[Records about charts and figures]
******************************

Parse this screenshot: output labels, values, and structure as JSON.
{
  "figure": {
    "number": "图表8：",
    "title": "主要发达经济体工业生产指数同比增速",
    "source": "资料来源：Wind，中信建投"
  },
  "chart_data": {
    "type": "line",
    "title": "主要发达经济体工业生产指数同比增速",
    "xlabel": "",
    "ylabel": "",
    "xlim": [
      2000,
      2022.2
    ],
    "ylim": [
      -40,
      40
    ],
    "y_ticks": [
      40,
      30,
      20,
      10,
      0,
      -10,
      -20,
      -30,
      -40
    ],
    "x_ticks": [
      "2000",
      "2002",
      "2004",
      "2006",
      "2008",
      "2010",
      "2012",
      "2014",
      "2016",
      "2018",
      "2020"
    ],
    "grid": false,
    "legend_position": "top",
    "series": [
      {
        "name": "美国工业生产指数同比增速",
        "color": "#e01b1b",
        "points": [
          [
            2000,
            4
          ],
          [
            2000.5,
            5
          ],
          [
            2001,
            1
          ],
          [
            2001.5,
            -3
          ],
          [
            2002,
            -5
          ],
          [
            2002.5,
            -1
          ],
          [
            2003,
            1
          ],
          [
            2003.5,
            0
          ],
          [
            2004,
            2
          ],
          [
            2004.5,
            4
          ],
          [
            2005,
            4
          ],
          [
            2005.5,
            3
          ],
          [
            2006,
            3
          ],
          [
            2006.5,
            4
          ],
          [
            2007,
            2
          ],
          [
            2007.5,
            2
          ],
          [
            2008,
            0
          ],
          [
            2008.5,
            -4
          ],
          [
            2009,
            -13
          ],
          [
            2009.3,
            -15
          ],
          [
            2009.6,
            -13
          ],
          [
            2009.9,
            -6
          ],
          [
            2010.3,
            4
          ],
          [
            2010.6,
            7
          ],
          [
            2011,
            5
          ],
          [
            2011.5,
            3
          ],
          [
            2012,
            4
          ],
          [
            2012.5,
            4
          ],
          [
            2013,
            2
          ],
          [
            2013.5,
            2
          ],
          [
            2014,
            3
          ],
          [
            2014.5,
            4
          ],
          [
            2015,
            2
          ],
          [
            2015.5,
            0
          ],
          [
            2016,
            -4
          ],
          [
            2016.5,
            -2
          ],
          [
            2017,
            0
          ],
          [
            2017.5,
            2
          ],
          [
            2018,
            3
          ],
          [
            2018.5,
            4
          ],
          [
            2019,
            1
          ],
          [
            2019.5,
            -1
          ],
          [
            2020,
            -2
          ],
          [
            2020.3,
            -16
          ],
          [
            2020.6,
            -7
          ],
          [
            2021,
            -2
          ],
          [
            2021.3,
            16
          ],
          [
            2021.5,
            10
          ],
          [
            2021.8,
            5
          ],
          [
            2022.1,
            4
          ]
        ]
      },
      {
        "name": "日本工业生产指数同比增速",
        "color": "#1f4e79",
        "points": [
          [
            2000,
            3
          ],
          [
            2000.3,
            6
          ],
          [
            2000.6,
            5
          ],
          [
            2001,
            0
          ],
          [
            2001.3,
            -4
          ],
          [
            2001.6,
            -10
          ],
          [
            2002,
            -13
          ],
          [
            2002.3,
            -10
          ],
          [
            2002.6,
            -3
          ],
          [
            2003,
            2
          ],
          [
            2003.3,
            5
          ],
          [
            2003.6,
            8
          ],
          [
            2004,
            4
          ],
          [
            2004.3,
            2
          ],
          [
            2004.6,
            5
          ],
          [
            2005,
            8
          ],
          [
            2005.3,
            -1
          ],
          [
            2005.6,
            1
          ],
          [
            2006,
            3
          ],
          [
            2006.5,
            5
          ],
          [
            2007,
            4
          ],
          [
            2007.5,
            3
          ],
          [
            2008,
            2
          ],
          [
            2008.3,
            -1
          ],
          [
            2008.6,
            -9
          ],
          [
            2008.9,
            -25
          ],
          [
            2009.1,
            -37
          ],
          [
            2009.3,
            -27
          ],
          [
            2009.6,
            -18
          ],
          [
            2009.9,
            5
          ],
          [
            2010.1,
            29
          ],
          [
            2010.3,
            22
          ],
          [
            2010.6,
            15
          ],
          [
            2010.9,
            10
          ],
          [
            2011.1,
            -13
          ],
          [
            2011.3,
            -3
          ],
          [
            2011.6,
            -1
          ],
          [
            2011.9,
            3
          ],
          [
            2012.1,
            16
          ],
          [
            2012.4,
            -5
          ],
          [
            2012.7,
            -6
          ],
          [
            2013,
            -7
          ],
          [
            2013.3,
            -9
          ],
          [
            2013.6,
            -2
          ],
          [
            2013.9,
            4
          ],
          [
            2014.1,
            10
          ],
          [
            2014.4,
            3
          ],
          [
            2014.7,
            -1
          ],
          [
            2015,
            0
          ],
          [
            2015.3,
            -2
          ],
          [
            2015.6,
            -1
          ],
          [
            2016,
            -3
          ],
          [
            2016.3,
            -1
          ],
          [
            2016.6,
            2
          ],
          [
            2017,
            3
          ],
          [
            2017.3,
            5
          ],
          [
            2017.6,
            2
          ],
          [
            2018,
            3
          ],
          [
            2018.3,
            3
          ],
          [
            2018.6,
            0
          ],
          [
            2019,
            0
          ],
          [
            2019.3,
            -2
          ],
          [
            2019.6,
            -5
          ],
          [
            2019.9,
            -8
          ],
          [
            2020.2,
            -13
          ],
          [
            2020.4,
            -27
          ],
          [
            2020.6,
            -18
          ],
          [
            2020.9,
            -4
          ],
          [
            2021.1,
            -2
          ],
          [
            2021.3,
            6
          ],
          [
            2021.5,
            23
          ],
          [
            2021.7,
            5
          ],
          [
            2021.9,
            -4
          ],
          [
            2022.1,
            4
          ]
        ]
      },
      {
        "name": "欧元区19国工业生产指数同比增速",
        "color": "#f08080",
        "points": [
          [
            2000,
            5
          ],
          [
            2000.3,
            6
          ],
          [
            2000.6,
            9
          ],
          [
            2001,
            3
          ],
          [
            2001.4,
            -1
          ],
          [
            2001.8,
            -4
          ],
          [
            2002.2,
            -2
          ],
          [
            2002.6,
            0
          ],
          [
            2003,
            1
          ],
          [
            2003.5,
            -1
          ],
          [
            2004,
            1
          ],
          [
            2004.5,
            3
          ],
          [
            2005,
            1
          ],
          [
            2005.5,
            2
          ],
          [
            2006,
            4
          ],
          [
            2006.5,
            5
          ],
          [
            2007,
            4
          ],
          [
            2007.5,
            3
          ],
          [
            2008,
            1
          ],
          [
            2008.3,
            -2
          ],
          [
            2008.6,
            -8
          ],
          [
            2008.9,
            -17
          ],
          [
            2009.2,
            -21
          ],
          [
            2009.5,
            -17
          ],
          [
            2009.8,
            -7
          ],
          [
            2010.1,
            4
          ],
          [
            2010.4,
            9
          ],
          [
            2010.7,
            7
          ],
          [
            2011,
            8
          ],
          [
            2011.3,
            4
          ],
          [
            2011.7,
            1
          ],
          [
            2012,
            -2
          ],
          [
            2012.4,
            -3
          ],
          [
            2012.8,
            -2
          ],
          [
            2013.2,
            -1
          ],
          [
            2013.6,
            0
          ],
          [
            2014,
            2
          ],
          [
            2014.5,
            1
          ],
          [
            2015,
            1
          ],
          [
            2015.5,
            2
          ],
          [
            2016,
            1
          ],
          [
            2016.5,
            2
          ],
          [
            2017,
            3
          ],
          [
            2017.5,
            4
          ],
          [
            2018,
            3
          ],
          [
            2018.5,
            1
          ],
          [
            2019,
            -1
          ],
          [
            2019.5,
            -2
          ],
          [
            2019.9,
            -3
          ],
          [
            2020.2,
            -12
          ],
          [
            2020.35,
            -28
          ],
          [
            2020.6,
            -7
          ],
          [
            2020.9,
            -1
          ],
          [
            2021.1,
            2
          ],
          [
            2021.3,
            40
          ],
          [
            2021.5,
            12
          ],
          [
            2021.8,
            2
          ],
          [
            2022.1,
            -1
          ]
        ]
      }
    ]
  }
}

******************************

» **THE EXERCISE**
Filter out all lines lacking the word "name" and copy the rest.

» **RESPONSE FOR THIS EXERCISE**
        "name": "美国工业生产指数同比增速",
        "name": "日本工业生产指数同比增速",
        "name": "欧元区19国工业生产指数同比增速",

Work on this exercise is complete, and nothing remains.